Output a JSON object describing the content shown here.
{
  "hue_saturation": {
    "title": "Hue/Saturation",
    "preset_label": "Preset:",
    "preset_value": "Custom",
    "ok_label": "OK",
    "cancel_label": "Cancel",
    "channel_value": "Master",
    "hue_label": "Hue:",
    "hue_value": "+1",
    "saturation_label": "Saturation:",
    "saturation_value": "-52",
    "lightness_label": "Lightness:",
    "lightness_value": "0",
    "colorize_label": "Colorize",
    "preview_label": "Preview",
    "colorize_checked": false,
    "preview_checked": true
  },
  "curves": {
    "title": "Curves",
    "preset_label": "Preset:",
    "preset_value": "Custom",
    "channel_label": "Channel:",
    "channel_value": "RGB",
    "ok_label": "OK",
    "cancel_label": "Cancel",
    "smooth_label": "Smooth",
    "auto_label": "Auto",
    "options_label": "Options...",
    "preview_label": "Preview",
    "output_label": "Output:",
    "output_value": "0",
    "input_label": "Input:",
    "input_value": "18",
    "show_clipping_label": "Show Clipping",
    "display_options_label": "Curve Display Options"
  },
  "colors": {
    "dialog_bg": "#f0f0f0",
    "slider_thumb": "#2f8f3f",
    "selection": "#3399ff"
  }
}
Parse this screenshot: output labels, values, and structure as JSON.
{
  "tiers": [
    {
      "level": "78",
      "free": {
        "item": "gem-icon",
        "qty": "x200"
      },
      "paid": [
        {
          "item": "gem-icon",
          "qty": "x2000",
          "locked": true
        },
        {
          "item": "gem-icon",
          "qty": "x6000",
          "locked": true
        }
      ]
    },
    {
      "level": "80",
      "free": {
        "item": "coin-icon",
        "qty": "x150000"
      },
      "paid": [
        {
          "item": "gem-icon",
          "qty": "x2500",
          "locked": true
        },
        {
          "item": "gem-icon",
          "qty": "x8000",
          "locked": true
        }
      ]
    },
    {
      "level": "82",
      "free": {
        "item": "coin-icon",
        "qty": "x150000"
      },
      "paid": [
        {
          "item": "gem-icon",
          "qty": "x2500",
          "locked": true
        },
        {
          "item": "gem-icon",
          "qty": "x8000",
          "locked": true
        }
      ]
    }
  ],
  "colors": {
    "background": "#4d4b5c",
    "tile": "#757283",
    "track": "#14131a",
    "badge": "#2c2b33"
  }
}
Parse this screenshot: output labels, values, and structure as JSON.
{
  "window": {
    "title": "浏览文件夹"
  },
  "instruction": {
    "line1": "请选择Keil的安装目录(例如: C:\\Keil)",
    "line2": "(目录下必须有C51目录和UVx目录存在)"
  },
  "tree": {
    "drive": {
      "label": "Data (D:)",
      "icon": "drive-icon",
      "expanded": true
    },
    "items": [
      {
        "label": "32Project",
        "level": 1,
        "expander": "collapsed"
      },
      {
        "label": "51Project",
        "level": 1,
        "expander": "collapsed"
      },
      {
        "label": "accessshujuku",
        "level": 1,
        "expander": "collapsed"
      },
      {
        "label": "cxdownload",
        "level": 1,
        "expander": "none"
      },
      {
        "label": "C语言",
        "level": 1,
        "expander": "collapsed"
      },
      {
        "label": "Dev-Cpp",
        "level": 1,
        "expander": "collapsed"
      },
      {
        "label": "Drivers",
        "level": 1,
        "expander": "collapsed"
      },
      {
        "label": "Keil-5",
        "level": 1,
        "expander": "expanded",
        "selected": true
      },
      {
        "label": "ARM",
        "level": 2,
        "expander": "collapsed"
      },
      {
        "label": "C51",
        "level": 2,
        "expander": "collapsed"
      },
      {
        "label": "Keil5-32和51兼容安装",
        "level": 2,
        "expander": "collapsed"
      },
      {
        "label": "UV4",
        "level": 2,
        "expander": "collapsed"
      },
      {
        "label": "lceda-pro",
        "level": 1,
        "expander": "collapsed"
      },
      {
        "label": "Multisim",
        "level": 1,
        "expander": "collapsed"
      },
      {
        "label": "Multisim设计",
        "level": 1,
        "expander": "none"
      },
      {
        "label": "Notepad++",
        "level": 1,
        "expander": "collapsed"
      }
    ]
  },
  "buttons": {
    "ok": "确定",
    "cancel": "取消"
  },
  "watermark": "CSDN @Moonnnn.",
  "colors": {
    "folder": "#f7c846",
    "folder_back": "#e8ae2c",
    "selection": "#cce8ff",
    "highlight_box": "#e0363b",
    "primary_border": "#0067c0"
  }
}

Requirement:
Each line of the material should be echoed exactly.

Output:
Output a JSON object describing the content shown here.
{
  "hue_saturation": {
    "title": "Hue/Saturation",
    "preset_label": "Preset:",
    "preset_value": "Custom",
    "ok_label": "OK",
    "cancel_label": "Cancel",
    "channel_value": "Master",
    "hue_label": "Hue:",
    "hue_value": "+1",
    "saturation_label": "Saturation:",
    "saturation_value": "-52",
    "lightness_label": "Lightness:",
    "lightness_value": "0",
    "colorize_label": "Colorize",
    "preview_label": "Preview",
    "colorize_checked": false,
    "preview_checked": true
  },
  "curves": {
    "title": "Curves",
    "preset_label": "Preset:",
    "preset_value": "Custom",
    "channel_label": "Channel:",
    "channel_value": "RGB",
    "ok_label": "OK",
    "cancel_label": "Cancel",
    "smooth_label": "Smooth",
    "auto_label": "Auto",
    "options_label": "Options...",
    "preview_label": "Preview",
    "output_label": "Output:",
    "output_value": "0",
    "input_label": "Input:",
    "input_value": "18",
    "show_clipping_label": "Show Clipping",
    "display_options_label": "Curve Display Options"
  },
  "colors": {
    "dialog_bg": "#f0f0f0",
    "slider_thumb": "#2f8f3f",
    "selection": "#3399ff"
  }
}
Parse this screenshot: output labels, values, and structure as JSON.
{
  "tiers": [
    {
      "level": "78",
      "free": {
        "item": "gem-icon",
        "qty": "x200"
      },
      "paid": [
        {
          "item": "gem-icon",
          "qty": "x2000",
          "locked": true
        },
        {
          "item": "gem-icon",
          "qty": "x6000",
          "locked": true
        }
      ]
    },
    {
      "level": "80",
      "free": {
        "item": "coin-icon",
        "qty": "x150000"
      },
      "paid": [
        {
          "item": "gem-icon",
          "qty": "x2500",
          "locked": true
        },
        {
          "item": "gem-icon",
          "qty": "x8000",
          "locked": true
        }
      ]
    },
    {
      "level": "82",
      "free": {
        "item": "coin-icon",
        "qty": "x150000"
      },
      "paid": [
        {
          "item": "gem-icon",
          "qty": "x2500",
          "locked": true
        },
        {
          "item": "gem-icon",
          "qty": "x8000",
          "locked": true
        }
      ]
    }
  ],
  "colors": {
    "background": "#4d4b5c",
    "tile": "#757283",
    "track": "#14131a",
    "badge": "#2c2b33"
  }
}
Parse this screenshot: output labels, values, and structure as JSON.
{
  "window": {
    "title": "浏览文件夹"
  },
  "instruction": {
    "line1": "请选择Keil的安装目录(例如: C:\\Keil)",
    "line2": "(目录下必须有C51目录和UVx目录存在)"
  },
  "tree": {
    "drive": {
      "label": "Data (D:)",
      "icon": "drive-icon",
      "expanded": true
    },
    "items": [
      {
        "label": "32Project",
        "level": 1,
        "expander": "collapsed"
      },
      {
        "label": "51Project",
        "level": 1,
        "expander": "collapsed"
      },
      {
        "label": "accessshujuku",
        "level": 1,
        "expander": "collapsed"
      },
      {
        "label": "cxdownload",
        "level": 1,
        "expander": "none"
      },
      {
        "label": "C语言",
        "level": 1,
        "expander": "collapsed"
      },
      {
        "label": "Dev-Cpp",
        "level": 1,
        "expander": "collapsed"
      },
      {
        "label": "Drivers",
        "level": 1,
        "expander": "collapsed"
      },
      {
        "label": "Keil-5",
        "level": 1,
        "expander": "expanded",
        "selected": true
      },
      {
        "label": "ARM",
        "level": 2,
        "expander": "collapsed"
      },
      {
        "label": "C51",
        "level": 2,
        "expander": "collapsed"
      },
      {
        "label": "Keil5-32和51兼容安装",
        "level": 2,
        "expander": "collapsed"
      },
      {
        "label": "UV4",
        "level": 2,
        "expander": "collapsed"
      },
      {
        "label": "lceda-pro",
        "level": 1,
        "expander": "collapsed"
      },
      {
        "label": "Multisim",
        "level": 1,
        "expander": "collapsed"
      },
      {
        "label": "Multisim设计",
        "level": 1,
        "expander": "none"
      },
      {
        "label": "Notepad++",
        "level": 1,
        "expander": "collapsed"
      }
    ]
  },
  "buttons": {
    "ok": "确定",
    "cancel": "取消"
  },
  "watermark": "CSDN @Moonnnn.",
  "colors": {
    "folder": "#f7c846",
    "folder_back": "#e8ae2c",
    "selection": "#cce8ff",
    "highlight_box": "#e0363b",
    "primary_border": "#0067c0"
  }
}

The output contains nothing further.